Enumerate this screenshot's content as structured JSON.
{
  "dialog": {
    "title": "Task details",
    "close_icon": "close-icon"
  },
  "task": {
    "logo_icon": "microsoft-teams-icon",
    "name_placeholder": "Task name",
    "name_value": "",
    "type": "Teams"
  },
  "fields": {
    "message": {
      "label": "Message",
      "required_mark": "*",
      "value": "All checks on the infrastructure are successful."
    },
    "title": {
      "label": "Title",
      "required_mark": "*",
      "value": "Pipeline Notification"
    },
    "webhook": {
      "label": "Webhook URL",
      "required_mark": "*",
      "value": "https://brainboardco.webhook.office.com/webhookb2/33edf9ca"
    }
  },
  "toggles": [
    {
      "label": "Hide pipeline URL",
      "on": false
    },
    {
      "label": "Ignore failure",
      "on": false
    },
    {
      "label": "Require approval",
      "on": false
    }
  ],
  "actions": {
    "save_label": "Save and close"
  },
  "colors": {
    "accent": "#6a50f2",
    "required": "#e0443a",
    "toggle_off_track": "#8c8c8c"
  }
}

- - - - - - -

- _Directions for this task_
Transcribe all of the material exactly. Omit nothing.

- _Exercise answer_
Enumerate this screenshot's content as structured JSON.
{
  "dialog": {
    "title": "Task details",
    "close_icon": "close-icon"
  },
  "task": {
    "logo_icon": "microsoft-teams-icon",
    "name_placeholder": "Task name",
    "name_value": "",
    "type": "Teams"
  },
  "fields": {
    "message": {
      "label": "Message",
      "required_mark": "*",
      "value": "All checks on the infrastructure are successful."
    },
    "title": {
      "label": "Title",
      "required_mark": "*",
      "value": "Pipeline Notification"
    },
    "webhook": {
      "label": "Webhook URL",
      "required_mark": "*",
      "value": "https://brainboardco.webhook.office.com/webhookb2/33edf9ca"
    }
  },
  "toggles": [
    {
      "label": "Hide pipeline URL",
      "on": false
    },
    {
      "label": "Ignore failure",
      "on": false
    },
    {
      "label": "Require approval",
      "on": false
    }
  ],
  "actions": {
    "save_label": "Save and close"
  },
  "colors": {
    "accent": "#6a50f2",
    "required": "#e0443a",
    "toggle_off_track": "#8c8c8c"
  }
}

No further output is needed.